[Dataset entries]
________________________

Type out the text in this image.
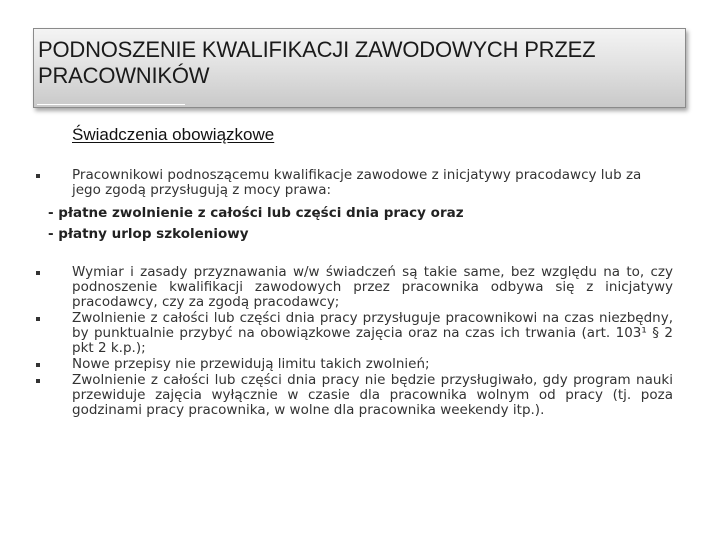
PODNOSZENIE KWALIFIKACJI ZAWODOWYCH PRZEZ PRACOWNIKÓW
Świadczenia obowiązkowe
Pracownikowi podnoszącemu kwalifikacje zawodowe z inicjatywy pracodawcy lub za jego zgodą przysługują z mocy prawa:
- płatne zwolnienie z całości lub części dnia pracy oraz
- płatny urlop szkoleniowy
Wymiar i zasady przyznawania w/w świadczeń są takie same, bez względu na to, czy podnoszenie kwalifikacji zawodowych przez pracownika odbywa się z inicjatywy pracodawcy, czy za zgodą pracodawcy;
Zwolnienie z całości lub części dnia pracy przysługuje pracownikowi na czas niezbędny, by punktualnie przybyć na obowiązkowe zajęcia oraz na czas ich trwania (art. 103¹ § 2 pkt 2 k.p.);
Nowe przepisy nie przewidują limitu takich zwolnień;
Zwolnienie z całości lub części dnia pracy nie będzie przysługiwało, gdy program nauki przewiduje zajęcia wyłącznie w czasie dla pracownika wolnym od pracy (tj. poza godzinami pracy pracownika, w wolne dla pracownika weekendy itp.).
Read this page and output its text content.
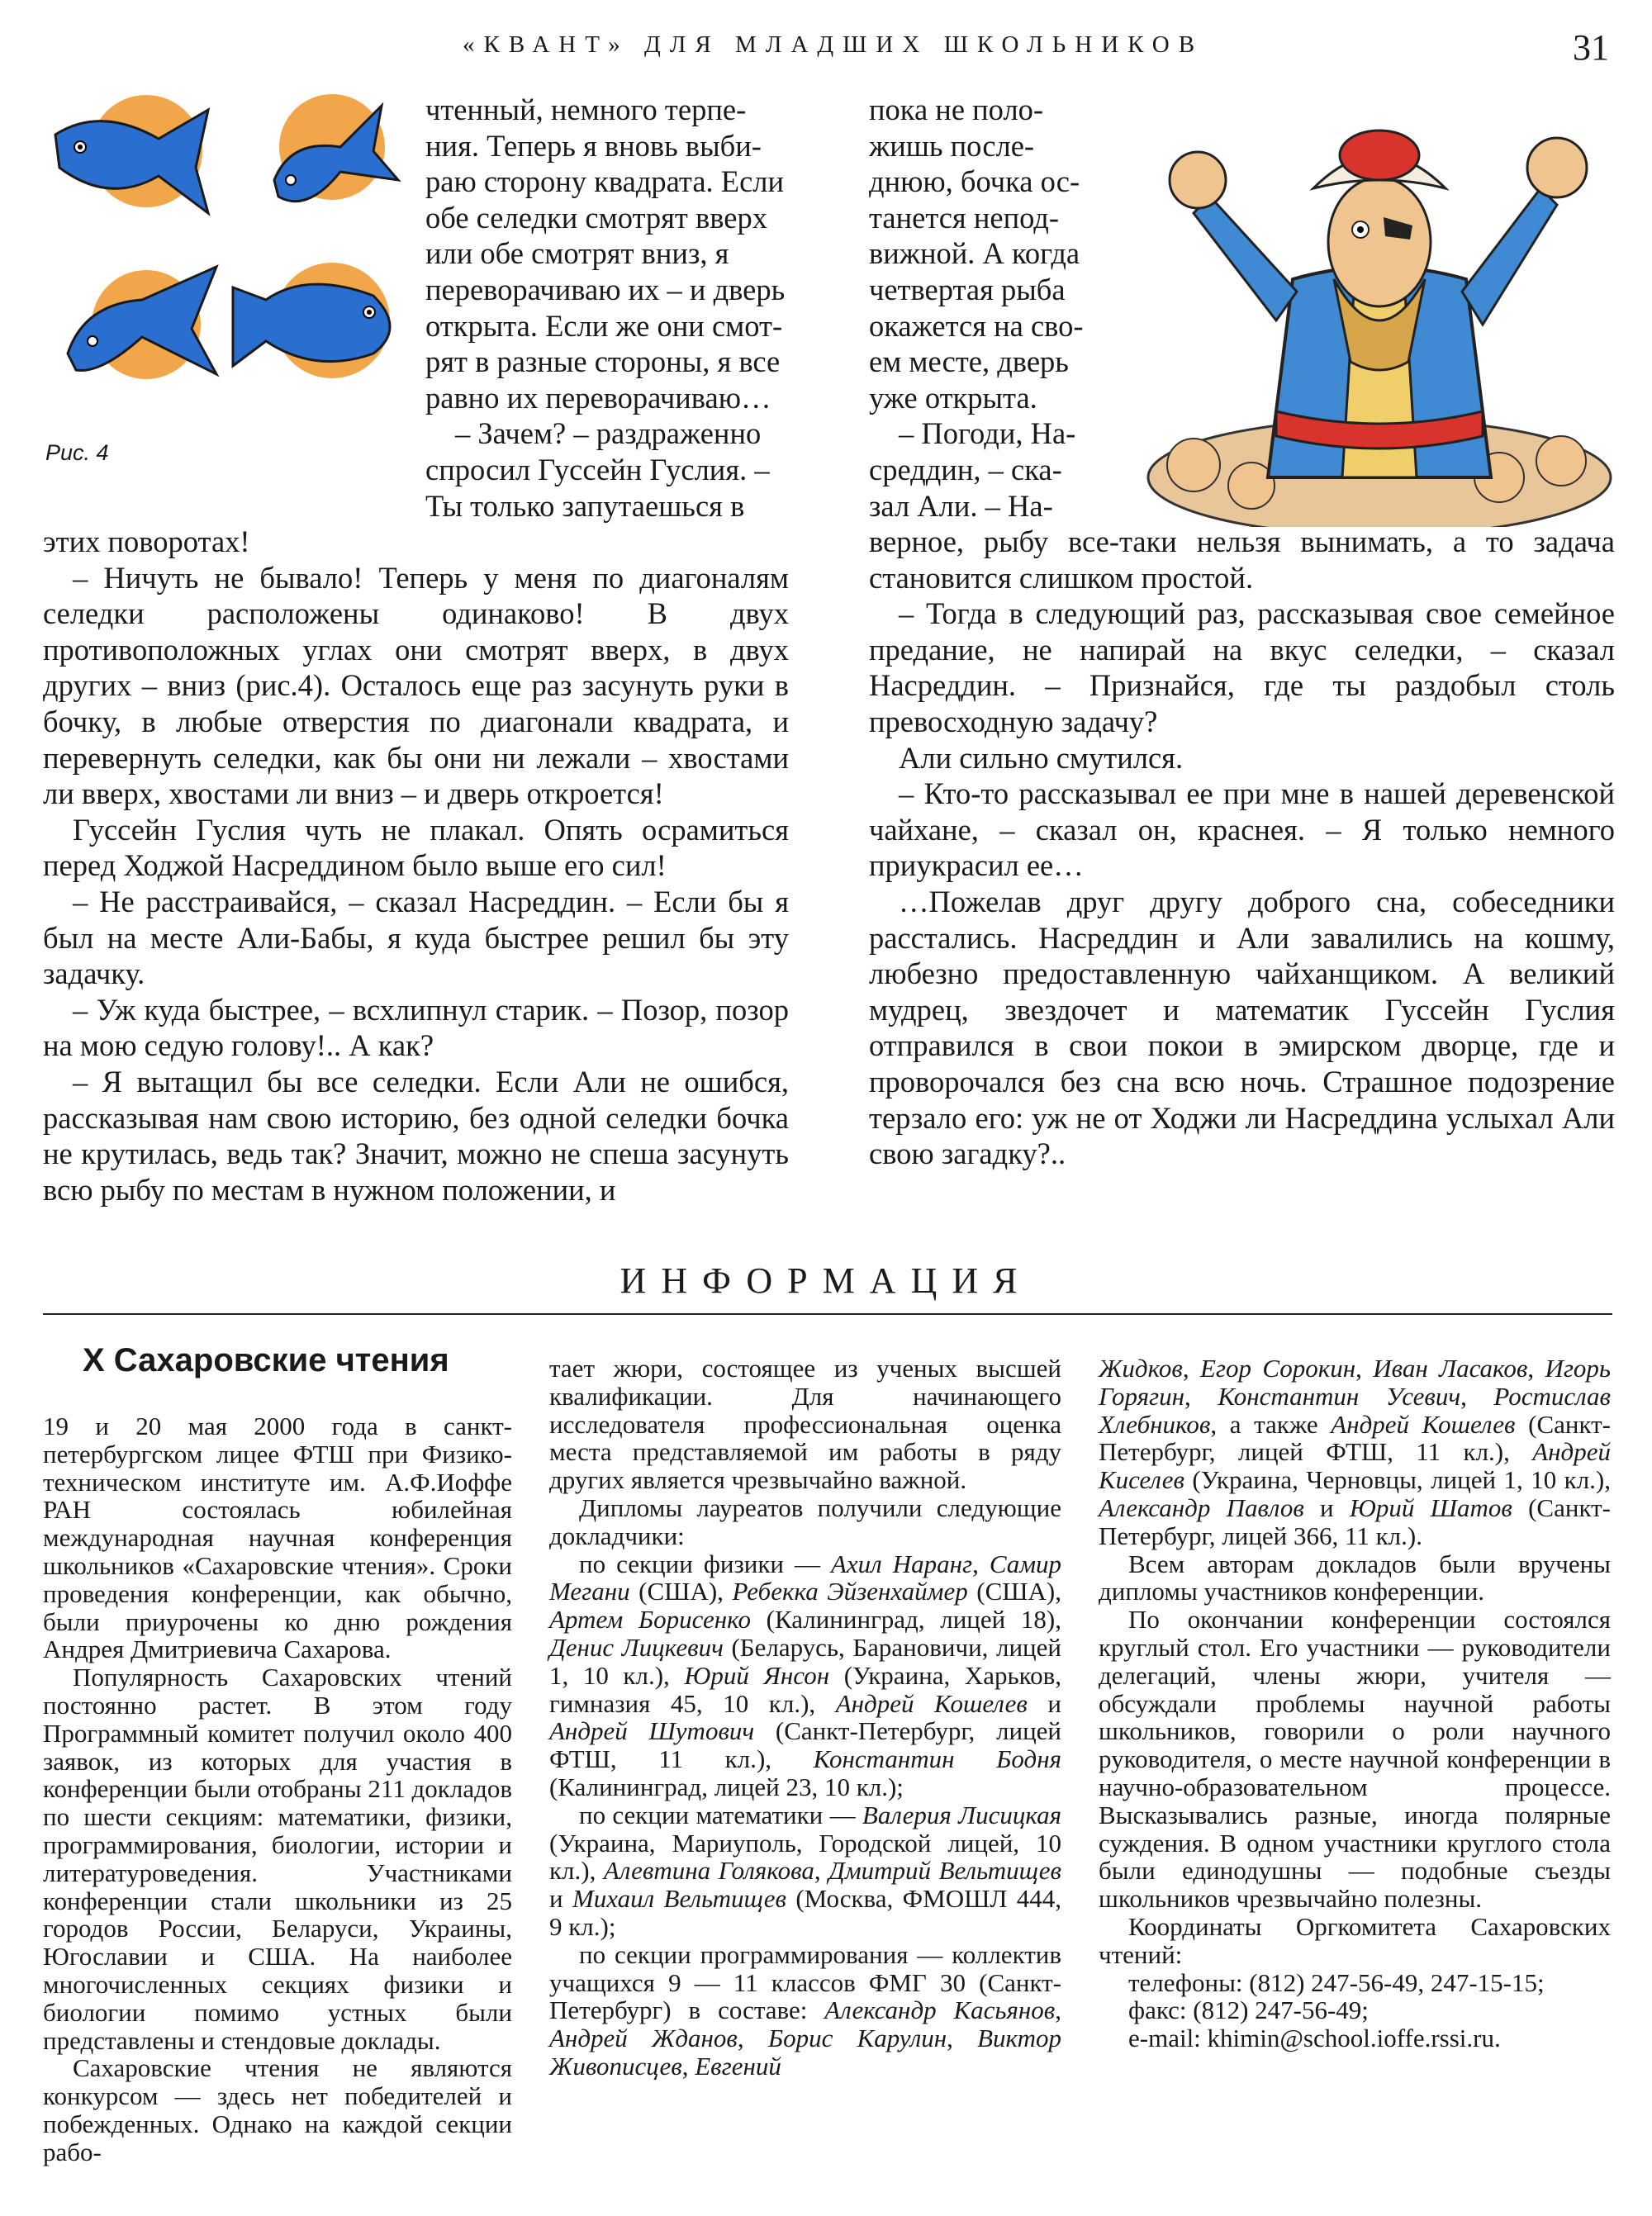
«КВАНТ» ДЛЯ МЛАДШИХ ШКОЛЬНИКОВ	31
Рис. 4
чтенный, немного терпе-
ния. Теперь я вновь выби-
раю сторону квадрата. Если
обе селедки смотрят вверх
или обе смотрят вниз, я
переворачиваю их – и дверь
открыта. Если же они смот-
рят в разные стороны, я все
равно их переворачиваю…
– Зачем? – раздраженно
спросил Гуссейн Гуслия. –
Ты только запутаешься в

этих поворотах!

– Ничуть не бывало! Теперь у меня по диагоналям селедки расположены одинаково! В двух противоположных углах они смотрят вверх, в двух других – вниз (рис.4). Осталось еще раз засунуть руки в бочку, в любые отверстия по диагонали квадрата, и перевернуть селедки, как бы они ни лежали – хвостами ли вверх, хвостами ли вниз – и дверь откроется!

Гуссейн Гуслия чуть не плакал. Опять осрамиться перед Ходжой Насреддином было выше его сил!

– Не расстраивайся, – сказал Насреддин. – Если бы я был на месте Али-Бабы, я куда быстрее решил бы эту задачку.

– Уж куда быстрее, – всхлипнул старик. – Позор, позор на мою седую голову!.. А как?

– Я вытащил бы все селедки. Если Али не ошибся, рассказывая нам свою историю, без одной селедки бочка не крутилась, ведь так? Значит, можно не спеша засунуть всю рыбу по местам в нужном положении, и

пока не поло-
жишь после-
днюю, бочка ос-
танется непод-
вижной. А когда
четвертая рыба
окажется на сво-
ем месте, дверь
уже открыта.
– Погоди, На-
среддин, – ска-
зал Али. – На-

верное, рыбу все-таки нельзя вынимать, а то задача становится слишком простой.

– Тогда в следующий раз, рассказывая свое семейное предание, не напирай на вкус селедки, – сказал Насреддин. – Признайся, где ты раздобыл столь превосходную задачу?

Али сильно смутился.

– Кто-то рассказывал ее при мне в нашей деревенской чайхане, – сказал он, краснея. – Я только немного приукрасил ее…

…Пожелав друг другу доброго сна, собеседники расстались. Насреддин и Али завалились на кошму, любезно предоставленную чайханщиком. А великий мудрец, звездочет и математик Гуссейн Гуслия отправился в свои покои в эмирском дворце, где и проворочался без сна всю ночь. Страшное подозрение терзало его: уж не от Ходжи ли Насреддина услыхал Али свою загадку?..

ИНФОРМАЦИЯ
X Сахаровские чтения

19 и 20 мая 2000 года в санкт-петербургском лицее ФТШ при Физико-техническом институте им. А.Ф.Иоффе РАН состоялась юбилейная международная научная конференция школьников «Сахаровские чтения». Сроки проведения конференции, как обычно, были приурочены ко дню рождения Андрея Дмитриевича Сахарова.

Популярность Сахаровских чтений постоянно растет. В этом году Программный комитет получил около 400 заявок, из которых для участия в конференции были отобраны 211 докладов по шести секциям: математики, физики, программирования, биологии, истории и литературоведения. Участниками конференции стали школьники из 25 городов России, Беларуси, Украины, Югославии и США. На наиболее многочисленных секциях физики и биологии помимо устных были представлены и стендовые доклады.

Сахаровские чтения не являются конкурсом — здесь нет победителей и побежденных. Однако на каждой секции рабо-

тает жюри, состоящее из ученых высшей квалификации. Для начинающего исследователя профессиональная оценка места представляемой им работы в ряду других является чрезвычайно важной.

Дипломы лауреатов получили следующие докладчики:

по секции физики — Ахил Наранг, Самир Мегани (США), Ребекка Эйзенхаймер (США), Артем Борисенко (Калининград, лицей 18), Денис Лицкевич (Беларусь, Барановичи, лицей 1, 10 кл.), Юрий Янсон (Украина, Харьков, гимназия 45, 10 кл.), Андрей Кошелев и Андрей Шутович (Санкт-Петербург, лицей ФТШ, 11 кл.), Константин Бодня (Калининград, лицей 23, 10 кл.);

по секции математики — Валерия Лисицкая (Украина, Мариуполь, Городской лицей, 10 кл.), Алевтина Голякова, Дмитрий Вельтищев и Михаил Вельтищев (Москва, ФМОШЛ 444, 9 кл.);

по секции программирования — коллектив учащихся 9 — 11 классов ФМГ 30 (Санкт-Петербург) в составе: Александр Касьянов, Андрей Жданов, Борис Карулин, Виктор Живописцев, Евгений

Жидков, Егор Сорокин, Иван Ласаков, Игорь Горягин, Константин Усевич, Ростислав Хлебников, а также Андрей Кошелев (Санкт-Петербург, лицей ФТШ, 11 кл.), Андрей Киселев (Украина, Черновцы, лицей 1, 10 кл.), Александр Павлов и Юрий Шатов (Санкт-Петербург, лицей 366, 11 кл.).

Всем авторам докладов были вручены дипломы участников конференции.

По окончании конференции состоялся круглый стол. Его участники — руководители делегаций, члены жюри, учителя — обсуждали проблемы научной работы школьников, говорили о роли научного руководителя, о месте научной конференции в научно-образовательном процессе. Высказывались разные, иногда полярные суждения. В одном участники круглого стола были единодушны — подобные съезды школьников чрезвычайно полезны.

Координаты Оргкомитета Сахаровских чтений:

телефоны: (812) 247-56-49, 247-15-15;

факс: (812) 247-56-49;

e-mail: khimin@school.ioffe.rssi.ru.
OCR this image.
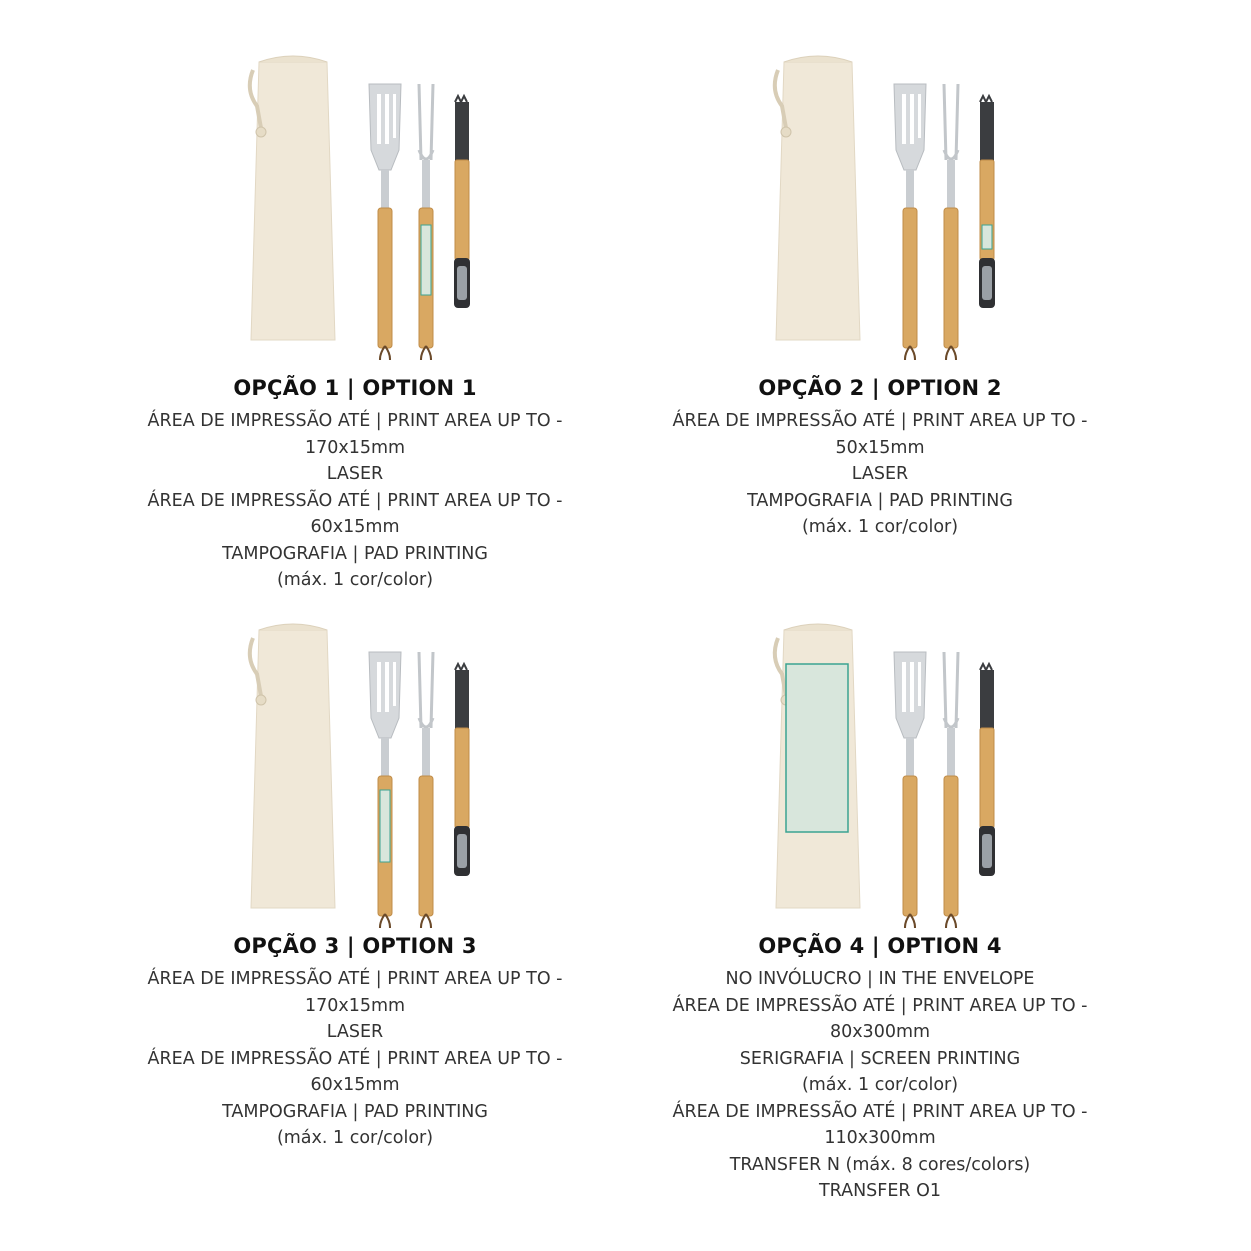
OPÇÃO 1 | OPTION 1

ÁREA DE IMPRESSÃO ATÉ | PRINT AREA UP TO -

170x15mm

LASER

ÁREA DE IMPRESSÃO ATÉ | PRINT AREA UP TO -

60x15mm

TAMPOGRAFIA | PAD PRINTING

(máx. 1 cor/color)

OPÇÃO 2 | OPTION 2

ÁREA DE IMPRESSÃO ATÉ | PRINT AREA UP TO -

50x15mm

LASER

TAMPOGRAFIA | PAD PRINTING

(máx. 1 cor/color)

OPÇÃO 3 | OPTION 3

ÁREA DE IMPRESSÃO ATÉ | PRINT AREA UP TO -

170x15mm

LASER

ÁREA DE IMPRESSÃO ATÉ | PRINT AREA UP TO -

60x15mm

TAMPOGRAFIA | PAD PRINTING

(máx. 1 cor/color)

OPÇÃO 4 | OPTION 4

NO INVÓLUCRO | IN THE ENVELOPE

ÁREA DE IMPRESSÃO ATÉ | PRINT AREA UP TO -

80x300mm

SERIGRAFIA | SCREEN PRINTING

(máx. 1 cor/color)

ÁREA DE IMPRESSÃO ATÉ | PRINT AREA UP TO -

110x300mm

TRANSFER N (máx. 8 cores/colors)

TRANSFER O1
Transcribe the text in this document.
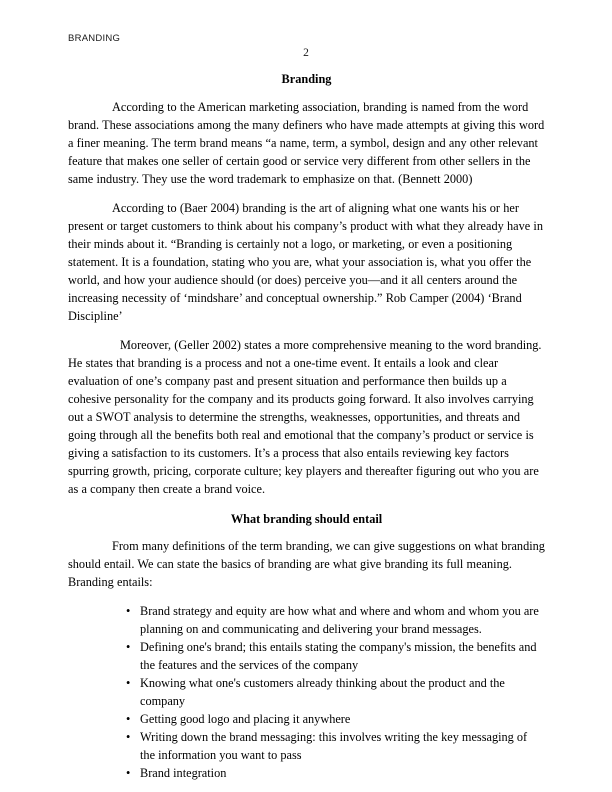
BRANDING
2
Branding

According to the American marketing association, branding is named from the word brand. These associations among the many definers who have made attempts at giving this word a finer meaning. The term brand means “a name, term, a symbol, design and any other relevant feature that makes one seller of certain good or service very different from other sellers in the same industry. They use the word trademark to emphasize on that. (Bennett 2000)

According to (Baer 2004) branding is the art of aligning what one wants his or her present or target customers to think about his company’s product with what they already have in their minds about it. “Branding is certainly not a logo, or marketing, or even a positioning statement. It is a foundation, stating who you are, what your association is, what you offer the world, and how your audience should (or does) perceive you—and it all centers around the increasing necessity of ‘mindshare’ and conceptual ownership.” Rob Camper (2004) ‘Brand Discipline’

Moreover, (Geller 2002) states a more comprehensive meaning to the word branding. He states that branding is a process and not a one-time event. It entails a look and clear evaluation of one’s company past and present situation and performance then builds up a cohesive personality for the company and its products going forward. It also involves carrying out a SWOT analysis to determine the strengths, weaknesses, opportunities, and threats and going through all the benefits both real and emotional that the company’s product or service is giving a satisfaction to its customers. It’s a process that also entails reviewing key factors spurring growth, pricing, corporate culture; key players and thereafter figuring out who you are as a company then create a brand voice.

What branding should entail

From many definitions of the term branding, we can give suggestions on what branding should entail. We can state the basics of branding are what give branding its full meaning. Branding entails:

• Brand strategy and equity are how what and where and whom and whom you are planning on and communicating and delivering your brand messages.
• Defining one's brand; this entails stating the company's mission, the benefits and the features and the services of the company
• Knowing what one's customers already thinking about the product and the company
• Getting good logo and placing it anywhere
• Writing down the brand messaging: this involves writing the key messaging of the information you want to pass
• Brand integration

________________________

# EXERCISE DIRECTIONS:
What count of lines in the listing contain the word "открыта"? Reply with the number only.

# FULL SOLUTION:
2